§ WORK INSTRUCTIONS:
[1] In the March 2020 essay, update the part that opens with the words containing "I want off." and closes with "without no destination.". Write it out again with "yellow bus" swapped for "city bus".
[2] Using the March 2020 essay, decide whether each statement agrees with it. Answer yes or no, and quote the words that settle it. (a) The writer works as a school teacher. (b) The writer loaded the files and folders into the trunk of a car. (c) A mechanical sound chimes every nine minutes.
[3] List every different spoken announcement in the repeated lines of the March 2020 essay, leaving out the "Ding" sound.

§ PASSAGE TO READ:
--- Start ---
Written from a Friday in March of 2020

By No Real BalancePublished 2 years ago Updated about a year ago 9 min read
1
Created by my student: Lia A.

I want off.

It goes too fast. It never stops, and I didn’t buy no ticket.

Last I recall, I was told to leave my classroom. Was promised I’d return, so I followed the directions. I put a bin of files and folders into the back of a yellow bus. This was a Friday in March. March 13th to be exact. I’m certain, because every day since then I’ve been asking, “What the fuck happened?”

Oops. I’m a school teacher. Shouldn’t use such poor words. But I’ve been doing nice for years. It ain’t working. Besides, a mechanical euphony chiming every nine minutes grates on the nerves.

The next stop will be… Ding. Doors Opening. Ding. Doors are about to close.

The next stop will be… Ding. Doors Opening. Ding. Doors are about to close.

The next stop will be… But it never stops. It never slows. Doors open and doors close without no destination.
--- End ---
§ DATA ENTRIES:
--- Start ---
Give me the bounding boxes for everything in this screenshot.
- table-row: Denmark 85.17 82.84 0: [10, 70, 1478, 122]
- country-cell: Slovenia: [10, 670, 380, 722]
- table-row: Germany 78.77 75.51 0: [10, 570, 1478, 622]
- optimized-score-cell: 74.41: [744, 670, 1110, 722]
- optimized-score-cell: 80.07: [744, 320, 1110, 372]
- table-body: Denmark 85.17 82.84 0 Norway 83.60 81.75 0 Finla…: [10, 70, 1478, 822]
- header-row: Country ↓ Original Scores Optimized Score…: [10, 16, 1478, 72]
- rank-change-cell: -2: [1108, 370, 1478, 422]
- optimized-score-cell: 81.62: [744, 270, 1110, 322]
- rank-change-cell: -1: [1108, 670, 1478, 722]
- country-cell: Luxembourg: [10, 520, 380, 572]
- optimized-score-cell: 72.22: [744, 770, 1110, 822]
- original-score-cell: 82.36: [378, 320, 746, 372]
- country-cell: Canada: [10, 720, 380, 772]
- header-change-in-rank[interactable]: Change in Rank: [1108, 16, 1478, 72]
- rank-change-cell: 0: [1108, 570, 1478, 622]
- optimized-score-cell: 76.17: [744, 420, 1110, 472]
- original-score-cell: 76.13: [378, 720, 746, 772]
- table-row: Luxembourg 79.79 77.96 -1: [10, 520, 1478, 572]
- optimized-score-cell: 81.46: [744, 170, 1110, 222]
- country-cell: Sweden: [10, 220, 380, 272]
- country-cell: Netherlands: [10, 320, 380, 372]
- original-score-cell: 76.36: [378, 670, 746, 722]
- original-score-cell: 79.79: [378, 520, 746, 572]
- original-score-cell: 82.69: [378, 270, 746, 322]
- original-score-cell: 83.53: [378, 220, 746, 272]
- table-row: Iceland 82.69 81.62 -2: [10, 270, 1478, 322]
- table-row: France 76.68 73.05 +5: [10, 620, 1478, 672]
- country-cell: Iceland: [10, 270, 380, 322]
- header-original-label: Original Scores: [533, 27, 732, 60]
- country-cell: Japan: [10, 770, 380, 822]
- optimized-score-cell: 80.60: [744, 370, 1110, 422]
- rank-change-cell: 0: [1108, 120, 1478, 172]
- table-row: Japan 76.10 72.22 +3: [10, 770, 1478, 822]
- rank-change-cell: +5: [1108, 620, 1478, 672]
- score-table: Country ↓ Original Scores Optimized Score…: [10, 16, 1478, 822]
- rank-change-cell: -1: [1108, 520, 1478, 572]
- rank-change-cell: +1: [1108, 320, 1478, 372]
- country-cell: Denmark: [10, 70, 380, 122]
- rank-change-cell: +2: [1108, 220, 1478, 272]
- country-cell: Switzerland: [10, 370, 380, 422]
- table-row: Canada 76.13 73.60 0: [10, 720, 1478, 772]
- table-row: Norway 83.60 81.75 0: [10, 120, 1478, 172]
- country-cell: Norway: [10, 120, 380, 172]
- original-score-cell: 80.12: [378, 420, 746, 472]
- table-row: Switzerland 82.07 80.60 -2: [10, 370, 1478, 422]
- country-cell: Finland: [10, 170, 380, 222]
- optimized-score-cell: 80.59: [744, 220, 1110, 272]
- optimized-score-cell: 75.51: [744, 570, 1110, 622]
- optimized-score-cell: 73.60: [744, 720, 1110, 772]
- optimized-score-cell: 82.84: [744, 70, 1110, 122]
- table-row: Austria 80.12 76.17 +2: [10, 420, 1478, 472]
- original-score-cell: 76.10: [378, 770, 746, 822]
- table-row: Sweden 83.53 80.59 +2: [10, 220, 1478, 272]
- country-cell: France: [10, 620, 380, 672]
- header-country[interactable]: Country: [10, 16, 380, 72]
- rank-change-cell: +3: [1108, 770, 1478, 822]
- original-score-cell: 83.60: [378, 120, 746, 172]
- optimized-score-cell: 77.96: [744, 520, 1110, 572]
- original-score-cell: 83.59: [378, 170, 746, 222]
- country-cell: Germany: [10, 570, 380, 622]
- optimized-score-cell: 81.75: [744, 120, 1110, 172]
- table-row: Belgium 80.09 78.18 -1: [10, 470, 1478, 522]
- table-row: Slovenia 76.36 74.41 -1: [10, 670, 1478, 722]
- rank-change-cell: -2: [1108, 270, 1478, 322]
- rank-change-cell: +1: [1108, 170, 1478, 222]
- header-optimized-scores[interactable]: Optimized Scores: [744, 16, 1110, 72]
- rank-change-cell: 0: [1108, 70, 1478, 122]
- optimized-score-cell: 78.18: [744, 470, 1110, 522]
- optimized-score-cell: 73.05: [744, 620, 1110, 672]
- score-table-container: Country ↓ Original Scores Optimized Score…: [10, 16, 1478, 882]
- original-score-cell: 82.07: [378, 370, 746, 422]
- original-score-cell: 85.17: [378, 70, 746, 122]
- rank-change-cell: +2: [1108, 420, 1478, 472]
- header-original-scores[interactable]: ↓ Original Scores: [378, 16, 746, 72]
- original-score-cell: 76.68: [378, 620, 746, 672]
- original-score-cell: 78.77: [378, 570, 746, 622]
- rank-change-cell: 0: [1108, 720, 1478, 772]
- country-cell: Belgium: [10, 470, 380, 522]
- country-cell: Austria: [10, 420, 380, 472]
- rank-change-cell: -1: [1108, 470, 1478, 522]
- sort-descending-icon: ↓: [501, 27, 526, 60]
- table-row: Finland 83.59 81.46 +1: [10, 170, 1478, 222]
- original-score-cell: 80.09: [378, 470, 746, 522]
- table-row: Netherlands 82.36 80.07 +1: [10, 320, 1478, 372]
--- End ---
§ SOLVED TASKS:
[1]
I want off.

It goes too fast. It never stops, and I didn’t buy no ticket.

Last I recall, I was told to leave my classroom. Was promised I’d return, so I followed the directions. I put a bin of files and folders into the back of a city bus. This was a Friday in March. March 13th to be exact. I’m certain, because every day since then I’ve been asking, “What the fuck happened?”

Oops. I’m a school teacher. Shouldn’t use such poor words. But I’ve been doing nice for years. It ain’t working. Besides, a mechanical euphony chiming every nine minutes grates on the nerves.

The next stop will be… Ding. Doors Opening. Ding. Doors are about to close.

The next stop will be… Ding. Doors Opening. Ding. Doors are about to close.

The next stop will be… But it never stops. It never slows. Doors open and doors close without no destination.

[2]
(a) Yes: "I’m a school teacher."
(b) No: "I put a bin of files and folders into the back of a yellow bus."
(c) Yes: "a mechanical euphony chiming every nine minutes"

[3]
- The next stop will be…
- Doors Opening.
- Doors are about to close.